Set problem
Pull each line holding the word "апреля" from the data.

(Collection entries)
#####

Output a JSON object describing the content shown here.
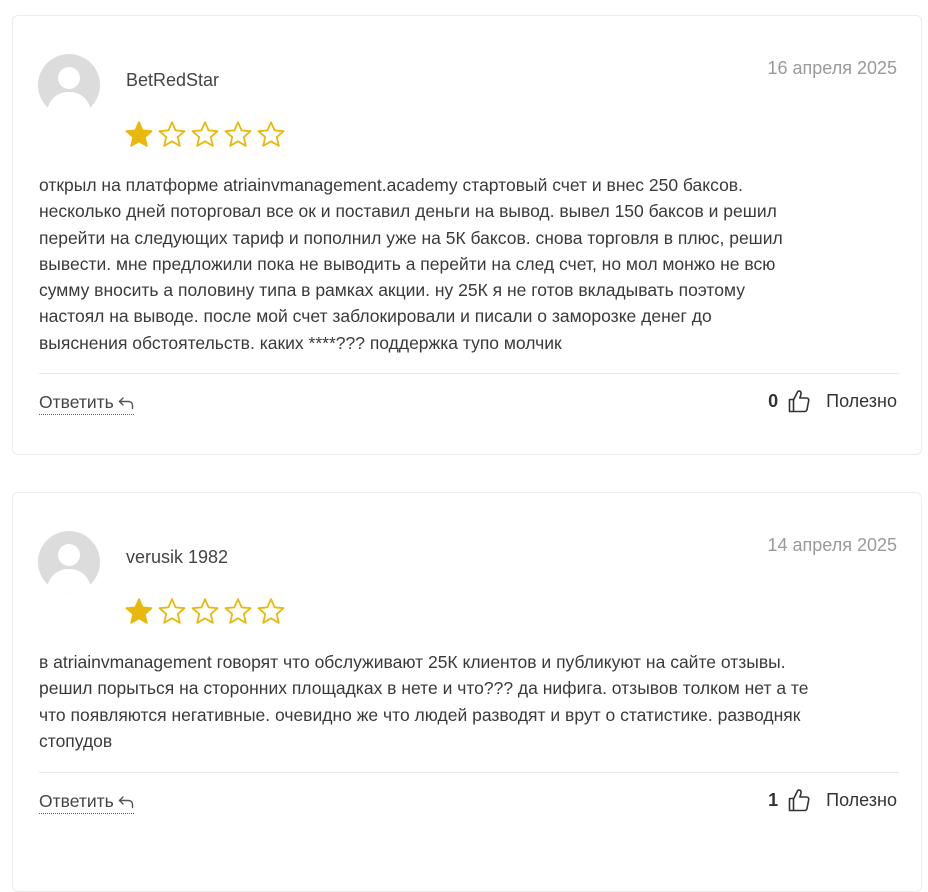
{
  "reviews": [
    {
      "author": "BetRedStar",
      "date": "16 апреля 2025",
      "rating": 1,
      "rating_max": 5,
      "text": "открыл на платформе atriainvmanagement.academy стартовый счет и внес 250 баксов.\nнесколько дней поторговал все ок и поставил деньги на вывод. вывел 150 баксов и решил\nперейти на следующих тариф и пополнил уже на 5К баксов. снова торговля в плюс, решил\nвывести. мне предложили пока не выводить а перейти на след счет, но мол монжо не всю\nсумму вносить а половину типа в рамках акции. ну 25К я не готов вкладывать поэтому\nнастоял на выводе. после мой счет заблокировали и писали о заморозке денег до\nвыяснения обстоятельств. каких ****??? поддержка тупо молчик",
      "reply_label": "Ответить",
      "helpful_count": "0",
      "helpful_label": "Полезно"
    },
    {
      "author": "verusik 1982",
      "date": "14 апреля 2025",
      "rating": 1,
      "rating_max": 5,
      "text": "в atriainvmanagement говорят что обслуживают 25К клиентов и публикуют на сайте отзывы.\nрешил порыться на сторонних площадках в нете и что??? да нифига. отзывов толком нет а те\nчто появляются негативные. очевидно же что людей разводят и врут о статистике. разводняк\nстопудов",
      "reply_label": "Ответить",
      "helpful_count": "1",
      "helpful_label": "Полезно"
    }
  ],
  "colors": {
    "star_filled": "#e8b90c",
    "star_outline": "#e8b90c",
    "avatar_bg": "#dcdcdc",
    "avatar_fg": "#ffffff",
    "date": "#9a9a9a",
    "border": "#ececec"
  },
  "icons": {
    "avatar": "user-silhouette-icon",
    "star_full": "star-filled-icon",
    "star_empty": "star-outline-icon",
    "reply": "reply-arrow-icon",
    "helpful": "thumbs-up-icon"
  }
}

#####

Result of this exercise
      "date": "16 апреля 2025",
      "date": "14 апреля 2025",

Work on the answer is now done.